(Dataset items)
----
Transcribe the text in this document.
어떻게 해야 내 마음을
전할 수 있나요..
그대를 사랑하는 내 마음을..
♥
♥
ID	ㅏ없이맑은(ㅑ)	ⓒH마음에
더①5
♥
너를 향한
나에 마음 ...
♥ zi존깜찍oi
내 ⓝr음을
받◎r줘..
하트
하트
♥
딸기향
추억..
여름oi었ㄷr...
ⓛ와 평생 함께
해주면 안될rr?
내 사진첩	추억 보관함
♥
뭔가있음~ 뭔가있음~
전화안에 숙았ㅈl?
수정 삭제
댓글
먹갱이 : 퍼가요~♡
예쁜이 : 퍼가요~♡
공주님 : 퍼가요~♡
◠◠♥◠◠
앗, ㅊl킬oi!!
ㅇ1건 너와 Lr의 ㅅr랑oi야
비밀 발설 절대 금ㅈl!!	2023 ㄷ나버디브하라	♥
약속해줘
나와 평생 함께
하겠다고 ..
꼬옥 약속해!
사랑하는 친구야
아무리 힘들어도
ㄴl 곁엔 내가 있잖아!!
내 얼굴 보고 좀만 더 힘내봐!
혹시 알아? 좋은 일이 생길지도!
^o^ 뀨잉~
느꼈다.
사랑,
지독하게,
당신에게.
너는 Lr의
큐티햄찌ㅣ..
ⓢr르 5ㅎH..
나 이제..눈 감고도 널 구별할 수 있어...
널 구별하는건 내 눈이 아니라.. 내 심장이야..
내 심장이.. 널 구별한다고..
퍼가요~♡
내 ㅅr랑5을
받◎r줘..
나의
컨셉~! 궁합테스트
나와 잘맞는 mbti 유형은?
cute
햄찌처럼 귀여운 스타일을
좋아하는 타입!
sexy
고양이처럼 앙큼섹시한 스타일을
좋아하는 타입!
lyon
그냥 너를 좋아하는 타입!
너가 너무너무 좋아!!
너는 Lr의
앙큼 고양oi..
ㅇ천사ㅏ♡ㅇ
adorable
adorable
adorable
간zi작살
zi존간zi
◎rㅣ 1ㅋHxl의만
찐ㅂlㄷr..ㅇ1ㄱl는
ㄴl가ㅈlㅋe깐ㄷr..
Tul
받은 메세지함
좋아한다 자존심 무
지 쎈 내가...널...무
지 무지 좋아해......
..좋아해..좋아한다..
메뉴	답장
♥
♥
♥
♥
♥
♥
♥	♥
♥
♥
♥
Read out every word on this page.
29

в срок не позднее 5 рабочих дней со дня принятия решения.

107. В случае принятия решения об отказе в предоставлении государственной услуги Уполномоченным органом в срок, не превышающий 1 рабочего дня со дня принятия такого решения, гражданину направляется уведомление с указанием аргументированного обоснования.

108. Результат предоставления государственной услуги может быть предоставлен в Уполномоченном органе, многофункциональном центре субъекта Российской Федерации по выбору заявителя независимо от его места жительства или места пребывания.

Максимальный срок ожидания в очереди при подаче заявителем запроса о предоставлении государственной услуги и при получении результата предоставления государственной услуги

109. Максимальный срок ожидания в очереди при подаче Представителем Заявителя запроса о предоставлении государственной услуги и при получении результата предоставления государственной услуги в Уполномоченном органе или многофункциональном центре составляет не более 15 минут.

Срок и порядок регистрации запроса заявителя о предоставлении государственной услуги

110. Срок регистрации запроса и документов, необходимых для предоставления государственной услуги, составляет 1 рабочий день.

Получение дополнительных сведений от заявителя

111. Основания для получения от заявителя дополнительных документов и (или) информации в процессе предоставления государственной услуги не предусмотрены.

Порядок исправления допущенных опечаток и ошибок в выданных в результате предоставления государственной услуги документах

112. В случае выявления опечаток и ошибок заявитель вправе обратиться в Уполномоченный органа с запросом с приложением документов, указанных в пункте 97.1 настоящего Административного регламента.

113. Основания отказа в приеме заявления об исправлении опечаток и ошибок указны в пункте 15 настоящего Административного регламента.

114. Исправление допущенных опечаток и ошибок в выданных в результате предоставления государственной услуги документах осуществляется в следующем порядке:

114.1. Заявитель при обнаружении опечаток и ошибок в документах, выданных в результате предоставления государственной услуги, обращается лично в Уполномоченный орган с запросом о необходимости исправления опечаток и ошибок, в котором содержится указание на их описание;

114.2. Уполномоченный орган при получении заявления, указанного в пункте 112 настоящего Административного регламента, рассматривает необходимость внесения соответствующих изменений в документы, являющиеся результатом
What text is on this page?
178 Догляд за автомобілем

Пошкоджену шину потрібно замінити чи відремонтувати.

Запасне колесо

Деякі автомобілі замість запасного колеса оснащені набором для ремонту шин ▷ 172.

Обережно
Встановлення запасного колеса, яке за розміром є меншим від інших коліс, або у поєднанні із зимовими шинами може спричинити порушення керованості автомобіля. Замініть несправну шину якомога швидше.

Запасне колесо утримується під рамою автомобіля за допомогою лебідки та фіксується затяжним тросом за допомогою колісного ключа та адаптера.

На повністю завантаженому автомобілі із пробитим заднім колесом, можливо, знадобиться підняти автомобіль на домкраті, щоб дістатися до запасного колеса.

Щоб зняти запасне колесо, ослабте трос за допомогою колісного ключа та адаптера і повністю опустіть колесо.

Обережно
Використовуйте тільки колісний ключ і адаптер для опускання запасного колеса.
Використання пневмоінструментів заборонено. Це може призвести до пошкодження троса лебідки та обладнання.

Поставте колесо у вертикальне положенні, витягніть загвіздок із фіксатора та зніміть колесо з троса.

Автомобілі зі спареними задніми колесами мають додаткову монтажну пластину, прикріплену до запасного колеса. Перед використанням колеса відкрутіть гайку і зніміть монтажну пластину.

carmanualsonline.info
----
STATED TASK: Output every line above without altering anything.

RESPONSE:
Transcribe the text in this document.
어떻게 해야 내 마음을
전할 수 있나요..
그대를 사랑하는 내 마음을..
♥
♥
ID	ㅏ없이맑은(ㅑ)	ⓒH마음에
더①5
♥
너를 향한
나에 마음 ...
♥ zi존깜찍oi
내 ⓝr음을
받◎r줘..
하트
하트
♥
딸기향
추억..
여름oi었ㄷr...
ⓛ와 평생 함께
해주면 안될rr?
내 사진첩	추억 보관함
♥
뭔가있음~ 뭔가있음~
전화안에 숙았ㅈl?
수정 삭제
댓글
먹갱이 : 퍼가요~♡
예쁜이 : 퍼가요~♡
공주님 : 퍼가요~♡
◠◠♥◠◠
앗, ㅊl킬oi!!
ㅇ1건 너와 Lr의 ㅅr랑oi야
비밀 발설 절대 금ㅈl!!	2023 ㄷ나버디브하라	♥
약속해줘
나와 평생 함께
하겠다고 ..
꼬옥 약속해!
사랑하는 친구야
아무리 힘들어도
ㄴl 곁엔 내가 있잖아!!
내 얼굴 보고 좀만 더 힘내봐!
혹시 알아? 좋은 일이 생길지도!
^o^ 뀨잉~
느꼈다.
사랑,
지독하게,
당신에게.
너는 Lr의
큐티햄찌ㅣ..
ⓢr르 5ㅎH..
나 이제..눈 감고도 널 구별할 수 있어...
널 구별하는건 내 눈이 아니라.. 내 심장이야..
내 심장이.. 널 구별한다고..
퍼가요~♡
내 ㅅr랑5을
받◎r줘..
나의
컨셉~! 궁합테스트
나와 잘맞는 mbti 유형은?
cute
햄찌처럼 귀여운 스타일을
좋아하는 타입!
sexy
고양이처럼 앙큼섹시한 스타일을
좋아하는 타입!
lyon
그냥 너를 좋아하는 타입!
너가 너무너무 좋아!!
너는 Lr의
앙큼 고양oi..
ㅇ천사ㅏ♡ㅇ
adorable
adorable
adorable
간zi작살
zi존간zi
◎rㅣ 1ㅋHxl의만
찐ㅂlㄷr..ㅇ1ㄱl는
ㄴl가ㅈlㅋe깐ㄷr..
Tul
받은 메세지함
좋아한다 자존심 무
지 쎈 내가...널...무
지 무지 좋아해......
..좋아해..좋아한다..
메뉴	답장
♥
♥
♥
♥
♥
♥
♥	♥
♥
♥
♥
Read out every word on this page.
29

в срок не позднее 5 рабочих дней со дня принятия решения.

107. В случае принятия решения об отказе в предоставлении государственной услуги Уполномоченным органом в срок, не превышающий 1 рабочего дня со дня принятия такого решения, гражданину направляется уведомление с указанием аргументированного обоснования.

108. Результат предоставления государственной услуги может быть предоставлен в Уполномоченном органе, многофункциональном центре субъекта Российской Федерации по выбору заявителя независимо от его места жительства или места пребывания.

Максимальный срок ожидания в очереди при подаче заявителем запроса о предоставлении государственной услуги и при получении результата предоставления государственной услуги

109. Максимальный срок ожидания в очереди при подаче Представителем Заявителя запроса о предоставлении государственной услуги и при получении результата предоставления государственной услуги в Уполномоченном органе или многофункциональном центре составляет не более 15 минут.

Срок и порядок регистрации запроса заявителя о предоставлении государственной услуги

110. Срок регистрации запроса и документов, необходимых для предоставления государственной услуги, составляет 1 рабочий день.

Получение дополнительных сведений от заявителя

111. Основания для получения от заявителя дополнительных документов и (или) информации в процессе предоставления государственной услуги не предусмотрены.

Порядок исправления допущенных опечаток и ошибок в выданных в результате предоставления государственной услуги документах

112. В случае выявления опечаток и ошибок заявитель вправе обратиться в Уполномоченный органа с запросом с приложением документов, указанных в пункте 97.1 настоящего Административного регламента.

113. Основания отказа в приеме заявления об исправлении опечаток и ошибок указны в пункте 15 настоящего Административного регламента.

114. Исправление допущенных опечаток и ошибок в выданных в результате предоставления государственной услуги документах осуществляется в следующем порядке:

114.1. Заявитель при обнаружении опечаток и ошибок в документах, выданных в результате предоставления государственной услуги, обращается лично в Уполномоченный орган с запросом о необходимости исправления опечаток и ошибок, в котором содержится указание на их описание;

114.2. Уполномоченный орган при получении заявления, указанного в пункте 112 настоящего Административного регламента, рассматривает необходимость внесения соответствующих изменений в документы, являющиеся результатом
What text is on this page?
178 Догляд за автомобілем

Пошкоджену шину потрібно замінити чи відремонтувати.

Запасне колесо

Деякі автомобілі замість запасного колеса оснащені набором для ремонту шин ▷ 172.

Обережно
Встановлення запасного колеса, яке за розміром є меншим від інших коліс, або у поєднанні із зимовими шинами може спричинити порушення керованості автомобіля. Замініть несправну шину якомога швидше.

Запасне колесо утримується під рамою автомобіля за допомогою лебідки та фіксується затяжним тросом за допомогою колісного ключа та адаптера.

На повністю завантаженому автомобілі із пробитим заднім колесом, можливо, знадобиться підняти автомобіль на домкраті, щоб дістатися до запасного колеса.

Щоб зняти запасне колесо, ослабте трос за допомогою колісного ключа та адаптера і повністю опустіть колесо.

Обережно
Використовуйте тільки колісний ключ і адаптер для опускання запасного колеса.
Використання пневмоінструментів заборонено. Це може призвести до пошкодження троса лебідки та обладнання.

Поставте колесо у вертикальне положенні, витягніть загвіздок із фіксатора та зніміть колесо з троса.

Автомобілі зі спареними задніми колесами мають додаткову монтажну пластину, прикріплену до запасного колеса. Перед використанням колеса відкрутіть гайку і зніміть монтажну пластину.

carmanualsonline.info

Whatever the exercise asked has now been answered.